* Goal of the exercise
Count each line below that has "Vout" anywhere in it. Answer with the total alone.

* Stored rows
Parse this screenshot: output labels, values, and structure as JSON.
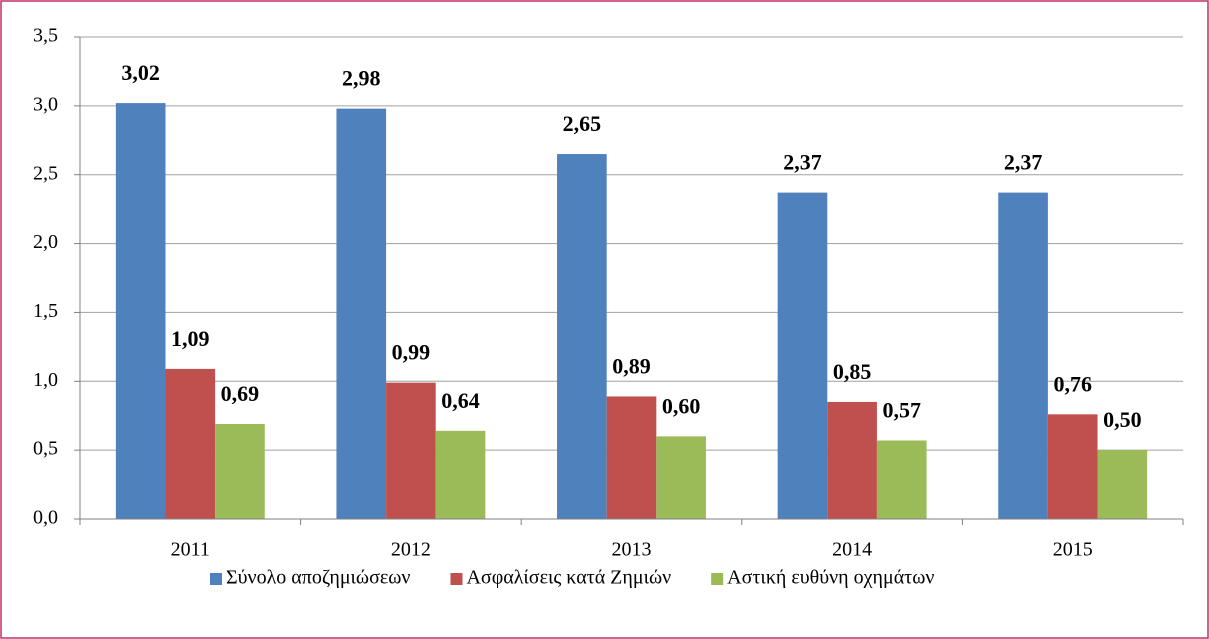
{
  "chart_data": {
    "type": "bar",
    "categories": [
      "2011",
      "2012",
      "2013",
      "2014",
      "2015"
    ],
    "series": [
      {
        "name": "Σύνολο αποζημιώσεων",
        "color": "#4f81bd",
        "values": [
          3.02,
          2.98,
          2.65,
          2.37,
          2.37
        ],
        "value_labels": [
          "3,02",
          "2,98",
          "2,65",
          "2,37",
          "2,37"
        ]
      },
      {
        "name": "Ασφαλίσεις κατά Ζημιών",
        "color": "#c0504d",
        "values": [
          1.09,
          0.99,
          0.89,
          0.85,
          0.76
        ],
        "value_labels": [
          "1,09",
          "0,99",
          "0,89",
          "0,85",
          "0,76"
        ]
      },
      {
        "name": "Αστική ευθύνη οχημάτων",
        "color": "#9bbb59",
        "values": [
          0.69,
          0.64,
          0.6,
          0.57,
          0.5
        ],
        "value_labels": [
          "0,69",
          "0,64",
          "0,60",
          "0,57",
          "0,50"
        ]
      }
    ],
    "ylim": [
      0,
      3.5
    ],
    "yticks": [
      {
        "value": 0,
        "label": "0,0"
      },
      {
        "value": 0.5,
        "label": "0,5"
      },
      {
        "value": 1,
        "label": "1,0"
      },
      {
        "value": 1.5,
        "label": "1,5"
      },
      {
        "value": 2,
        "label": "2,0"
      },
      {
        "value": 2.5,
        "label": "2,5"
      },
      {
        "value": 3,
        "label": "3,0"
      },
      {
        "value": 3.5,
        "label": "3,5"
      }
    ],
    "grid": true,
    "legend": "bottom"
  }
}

--

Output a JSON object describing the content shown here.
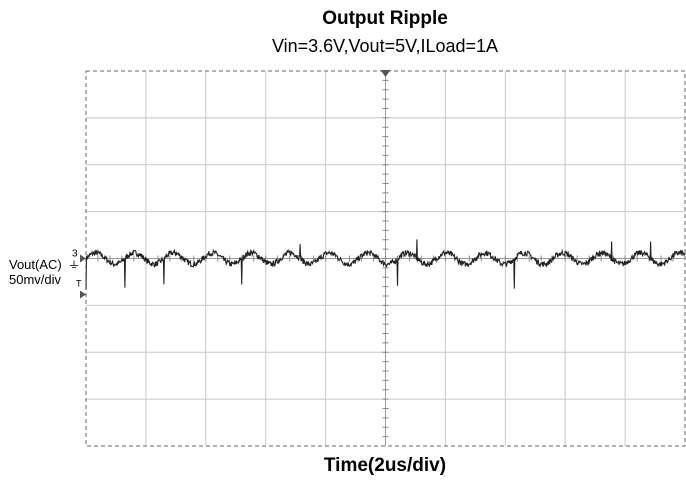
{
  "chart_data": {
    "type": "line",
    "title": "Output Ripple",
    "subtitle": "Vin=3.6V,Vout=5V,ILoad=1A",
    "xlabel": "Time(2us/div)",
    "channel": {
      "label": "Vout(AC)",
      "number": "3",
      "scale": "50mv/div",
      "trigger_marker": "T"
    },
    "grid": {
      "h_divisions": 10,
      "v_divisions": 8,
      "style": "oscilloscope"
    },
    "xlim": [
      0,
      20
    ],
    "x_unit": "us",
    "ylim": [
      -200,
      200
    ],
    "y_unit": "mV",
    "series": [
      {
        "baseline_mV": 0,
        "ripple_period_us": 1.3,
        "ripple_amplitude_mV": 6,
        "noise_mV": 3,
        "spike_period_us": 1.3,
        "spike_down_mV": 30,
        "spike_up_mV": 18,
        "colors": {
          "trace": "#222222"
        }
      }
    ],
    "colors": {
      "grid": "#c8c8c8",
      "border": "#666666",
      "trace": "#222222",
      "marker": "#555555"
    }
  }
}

* Exercise answer
2